### Provided records

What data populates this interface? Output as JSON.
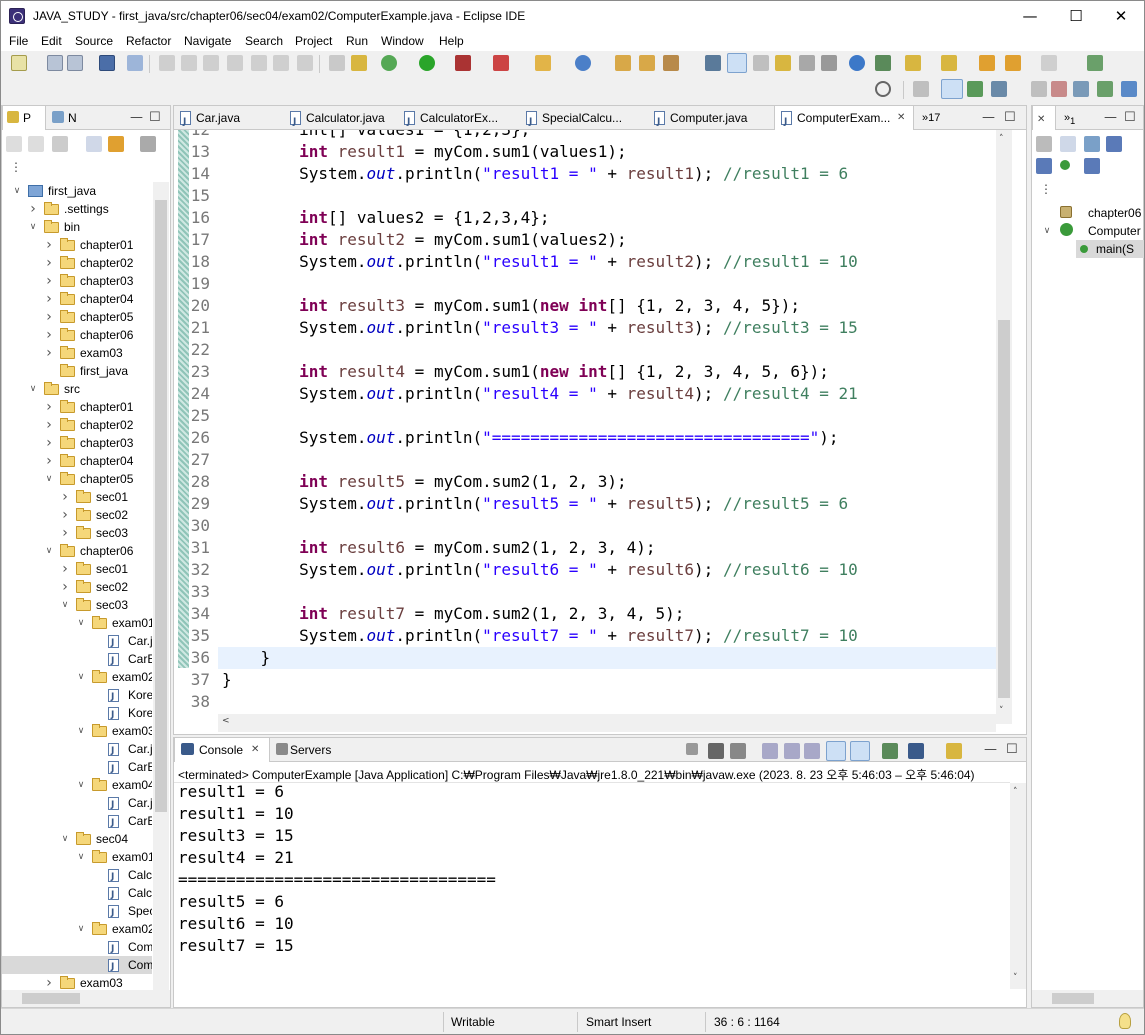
{
  "window": {
    "title": "JAVA_STUDY - first_java/src/chapter06/sec04/exam02/ComputerExample.java - Eclipse IDE",
    "minimize": "—",
    "maximize": "☐",
    "close": "✕"
  },
  "menu": [
    "File",
    "Edit",
    "Source",
    "Refactor",
    "Navigate",
    "Search",
    "Project",
    "Run",
    "Window",
    "Help"
  ],
  "left_panel": {
    "tabs": [
      "P",
      "N"
    ],
    "tree": [
      {
        "label": "first_java",
        "depth": 0,
        "open": true,
        "kind": "project"
      },
      {
        "label": ".settings",
        "depth": 1,
        "open": false,
        "kind": "folder"
      },
      {
        "label": "bin",
        "depth": 1,
        "open": true,
        "kind": "folder"
      },
      {
        "label": "chapter01",
        "depth": 2,
        "open": false,
        "kind": "folder"
      },
      {
        "label": "chapter02",
        "depth": 2,
        "open": false,
        "kind": "folder"
      },
      {
        "label": "chapter03",
        "depth": 2,
        "open": false,
        "kind": "folder"
      },
      {
        "label": "chapter04",
        "depth": 2,
        "open": false,
        "kind": "folder"
      },
      {
        "label": "chapter05",
        "depth": 2,
        "open": false,
        "kind": "folder"
      },
      {
        "label": "chapter06",
        "depth": 2,
        "open": false,
        "kind": "folder"
      },
      {
        "label": "exam03",
        "depth": 2,
        "open": false,
        "kind": "folder"
      },
      {
        "label": "first_java",
        "depth": 2,
        "open": null,
        "kind": "folder"
      },
      {
        "label": "src",
        "depth": 1,
        "open": true,
        "kind": "folder"
      },
      {
        "label": "chapter01",
        "depth": 2,
        "open": false,
        "kind": "folder"
      },
      {
        "label": "chapter02",
        "depth": 2,
        "open": false,
        "kind": "folder"
      },
      {
        "label": "chapter03",
        "depth": 2,
        "open": false,
        "kind": "folder"
      },
      {
        "label": "chapter04",
        "depth": 2,
        "open": false,
        "kind": "folder"
      },
      {
        "label": "chapter05",
        "depth": 2,
        "open": true,
        "kind": "folder"
      },
      {
        "label": "sec01",
        "depth": 3,
        "open": false,
        "kind": "folder"
      },
      {
        "label": "sec02",
        "depth": 3,
        "open": false,
        "kind": "folder"
      },
      {
        "label": "sec03",
        "depth": 3,
        "open": false,
        "kind": "folder"
      },
      {
        "label": "chapter06",
        "depth": 2,
        "open": true,
        "kind": "folder"
      },
      {
        "label": "sec01",
        "depth": 3,
        "open": false,
        "kind": "folder"
      },
      {
        "label": "sec02",
        "depth": 3,
        "open": false,
        "kind": "folder"
      },
      {
        "label": "sec03",
        "depth": 3,
        "open": true,
        "kind": "folder"
      },
      {
        "label": "exam01",
        "depth": 4,
        "open": true,
        "kind": "folder"
      },
      {
        "label": "Car.j",
        "depth": 5,
        "open": null,
        "kind": "java"
      },
      {
        "label": "CarE",
        "depth": 5,
        "open": null,
        "kind": "java"
      },
      {
        "label": "exam02",
        "depth": 4,
        "open": true,
        "kind": "folder"
      },
      {
        "label": "Kore",
        "depth": 5,
        "open": null,
        "kind": "java"
      },
      {
        "label": "Kore",
        "depth": 5,
        "open": null,
        "kind": "java"
      },
      {
        "label": "exam03",
        "depth": 4,
        "open": true,
        "kind": "folder"
      },
      {
        "label": "Car.j",
        "depth": 5,
        "open": null,
        "kind": "java"
      },
      {
        "label": "CarE",
        "depth": 5,
        "open": null,
        "kind": "java"
      },
      {
        "label": "exam04",
        "depth": 4,
        "open": true,
        "kind": "folder"
      },
      {
        "label": "Car.j",
        "depth": 5,
        "open": null,
        "kind": "java"
      },
      {
        "label": "CarE",
        "depth": 5,
        "open": null,
        "kind": "java"
      },
      {
        "label": "sec04",
        "depth": 3,
        "open": true,
        "kind": "folder"
      },
      {
        "label": "exam01",
        "depth": 4,
        "open": true,
        "kind": "folder"
      },
      {
        "label": "Calcu",
        "depth": 5,
        "open": null,
        "kind": "java"
      },
      {
        "label": "Calcu",
        "depth": 5,
        "open": null,
        "kind": "java"
      },
      {
        "label": "Spec",
        "depth": 5,
        "open": null,
        "kind": "java"
      },
      {
        "label": "exam02",
        "depth": 4,
        "open": true,
        "kind": "folder"
      },
      {
        "label": "Com",
        "depth": 5,
        "open": null,
        "kind": "java"
      },
      {
        "label": "Com",
        "depth": 5,
        "open": null,
        "kind": "java",
        "selected": true
      },
      {
        "label": "exam03",
        "depth": 2,
        "open": false,
        "kind": "folder"
      }
    ]
  },
  "editor": {
    "tabs": [
      {
        "label": "Car.java",
        "active": false
      },
      {
        "label": "Calculator.java",
        "active": false
      },
      {
        "label": "CalculatorEx...",
        "active": false
      },
      {
        "label": "SpecialCalcu...",
        "active": false
      },
      {
        "label": "Computer.java",
        "active": false
      },
      {
        "label": "ComputerExam...",
        "active": true
      }
    ],
    "overflow": "»17",
    "partial_line": "        int[] values1 = {1,2,3};",
    "lines": [
      {
        "n": "12",
        "code": []
      },
      {
        "n": "13",
        "code": [
          [
            "",
            "        "
          ],
          [
            "kw",
            "int"
          ],
          [
            "",
            " "
          ],
          [
            "var",
            "result1"
          ],
          [
            "",
            " = myCom.sum1(values1);"
          ]
        ]
      },
      {
        "n": "14",
        "code": [
          [
            "",
            "        System."
          ],
          [
            "fld",
            "out"
          ],
          [
            "",
            ".println("
          ],
          [
            "str",
            "\"result1 = \""
          ],
          [
            "",
            " + "
          ],
          [
            "var",
            "result1"
          ],
          [
            "",
            "); "
          ],
          [
            "cm",
            "//result1 = 6"
          ]
        ]
      },
      {
        "n": "15",
        "code": []
      },
      {
        "n": "16",
        "code": [
          [
            "",
            "        "
          ],
          [
            "kw",
            "int"
          ],
          [
            "",
            "[] values2 = {1,2,3,4};"
          ]
        ]
      },
      {
        "n": "17",
        "code": [
          [
            "",
            "        "
          ],
          [
            "kw",
            "int"
          ],
          [
            "",
            " "
          ],
          [
            "var",
            "result2"
          ],
          [
            "",
            " = myCom.sum1(values2);"
          ]
        ]
      },
      {
        "n": "18",
        "code": [
          [
            "",
            "        System."
          ],
          [
            "fld",
            "out"
          ],
          [
            "",
            ".println("
          ],
          [
            "str",
            "\"result1 = \""
          ],
          [
            "",
            " + "
          ],
          [
            "var",
            "result2"
          ],
          [
            "",
            "); "
          ],
          [
            "cm",
            "//result1 = 10"
          ]
        ]
      },
      {
        "n": "19",
        "code": []
      },
      {
        "n": "20",
        "code": [
          [
            "",
            "        "
          ],
          [
            "kw",
            "int"
          ],
          [
            "",
            " "
          ],
          [
            "var",
            "result3"
          ],
          [
            "",
            " = myCom.sum1("
          ],
          [
            "kw",
            "new"
          ],
          [
            "",
            " "
          ],
          [
            "kw",
            "int"
          ],
          [
            "",
            "[] {1, 2, 3, 4, 5});"
          ]
        ]
      },
      {
        "n": "21",
        "code": [
          [
            "",
            "        System."
          ],
          [
            "fld",
            "out"
          ],
          [
            "",
            ".println("
          ],
          [
            "str",
            "\"result3 = \""
          ],
          [
            "",
            " + "
          ],
          [
            "var",
            "result3"
          ],
          [
            "",
            "); "
          ],
          [
            "cm",
            "//result3 = 15"
          ]
        ]
      },
      {
        "n": "22",
        "code": []
      },
      {
        "n": "23",
        "code": [
          [
            "",
            "        "
          ],
          [
            "kw",
            "int"
          ],
          [
            "",
            " "
          ],
          [
            "var",
            "result4"
          ],
          [
            "",
            " = myCom.sum1("
          ],
          [
            "kw",
            "new"
          ],
          [
            "",
            " "
          ],
          [
            "kw",
            "int"
          ],
          [
            "",
            "[] {1, 2, 3, 4, 5, 6});"
          ]
        ]
      },
      {
        "n": "24",
        "code": [
          [
            "",
            "        System."
          ],
          [
            "fld",
            "out"
          ],
          [
            "",
            ".println("
          ],
          [
            "str",
            "\"result4 = \""
          ],
          [
            "",
            " + "
          ],
          [
            "var",
            "result4"
          ],
          [
            "",
            "); "
          ],
          [
            "cm",
            "//result4 = 21"
          ]
        ]
      },
      {
        "n": "25",
        "code": []
      },
      {
        "n": "26",
        "code": [
          [
            "",
            "        System."
          ],
          [
            "fld",
            "out"
          ],
          [
            "",
            ".println("
          ],
          [
            "str",
            "\"=================================\""
          ],
          [
            "",
            ");"
          ]
        ]
      },
      {
        "n": "27",
        "code": []
      },
      {
        "n": "28",
        "code": [
          [
            "",
            "        "
          ],
          [
            "kw",
            "int"
          ],
          [
            "",
            " "
          ],
          [
            "var",
            "result5"
          ],
          [
            "",
            " = myCom.sum2(1, 2, 3);"
          ]
        ]
      },
      {
        "n": "29",
        "code": [
          [
            "",
            "        System."
          ],
          [
            "fld",
            "out"
          ],
          [
            "",
            ".println("
          ],
          [
            "str",
            "\"result5 = \""
          ],
          [
            "",
            " + "
          ],
          [
            "var",
            "result5"
          ],
          [
            "",
            "); "
          ],
          [
            "cm",
            "//result5 = 6"
          ]
        ]
      },
      {
        "n": "30",
        "code": []
      },
      {
        "n": "31",
        "code": [
          [
            "",
            "        "
          ],
          [
            "kw",
            "int"
          ],
          [
            "",
            " "
          ],
          [
            "var",
            "result6"
          ],
          [
            "",
            " = myCom.sum2(1, 2, 3, 4);"
          ]
        ]
      },
      {
        "n": "32",
        "code": [
          [
            "",
            "        System."
          ],
          [
            "fld",
            "out"
          ],
          [
            "",
            ".println("
          ],
          [
            "str",
            "\"result6 = \""
          ],
          [
            "",
            " + "
          ],
          [
            "var",
            "result6"
          ],
          [
            "",
            "); "
          ],
          [
            "cm",
            "//result6 = 10"
          ]
        ]
      },
      {
        "n": "33",
        "code": []
      },
      {
        "n": "34",
        "code": [
          [
            "",
            "        "
          ],
          [
            "kw",
            "int"
          ],
          [
            "",
            " "
          ],
          [
            "var",
            "result7"
          ],
          [
            "",
            " = myCom.sum2(1, 2, 3, 4, 5);"
          ]
        ]
      },
      {
        "n": "35",
        "code": [
          [
            "",
            "        System."
          ],
          [
            "fld",
            "out"
          ],
          [
            "",
            ".println("
          ],
          [
            "str",
            "\"result7 = \""
          ],
          [
            "",
            " + "
          ],
          [
            "var",
            "result7"
          ],
          [
            "",
            "); "
          ],
          [
            "cm",
            "//result7 = 10"
          ]
        ]
      },
      {
        "n": "36",
        "code": [
          [
            "",
            "    }"
          ]
        ]
      },
      {
        "n": "37",
        "code": [
          [
            "",
            "}"
          ]
        ]
      },
      {
        "n": "38",
        "code": []
      }
    ]
  },
  "console": {
    "tabs": [
      {
        "label": "Console"
      },
      {
        "label": "Servers"
      }
    ],
    "header": "<terminated> ComputerExample [Java Application] C:₩Program Files₩Java₩jre1.8.0_221₩bin₩javaw.exe  (2023. 8. 23 오후 5:46:03 – 오후 5:46:04)",
    "output": [
      "result1 = 6",
      "result1 = 10",
      "result3 = 15",
      "result4 = 21",
      "=================================",
      "result5 = 6",
      "result6 = 10",
      "result7 = 15"
    ]
  },
  "outline": {
    "items": [
      {
        "label": "chapter06",
        "depth": 0
      },
      {
        "label": "Computer",
        "depth": 0
      },
      {
        "label": "main(S",
        "depth": 1
      }
    ]
  },
  "status": {
    "writable": "Writable",
    "insert": "Smart Insert",
    "position": "36 : 6 : 1164"
  }
}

######

**Exercise aim:**
Gather, from the listing above, every line carrying the word "ComputerExample".

**Correct output:**
    "title": "JAVA_STUDY - first_java/src/chapter06/sec04/exam02/ComputerExample.java - Eclipse IDE",
    "header": "<terminated> ComputerExample [Java Application] C:₩Program Files₩Java₩jre1.8.0_221₩bin₩javaw.exe  (2023. 8. 23 오후 5:46:03 – 오후 5:46:04)",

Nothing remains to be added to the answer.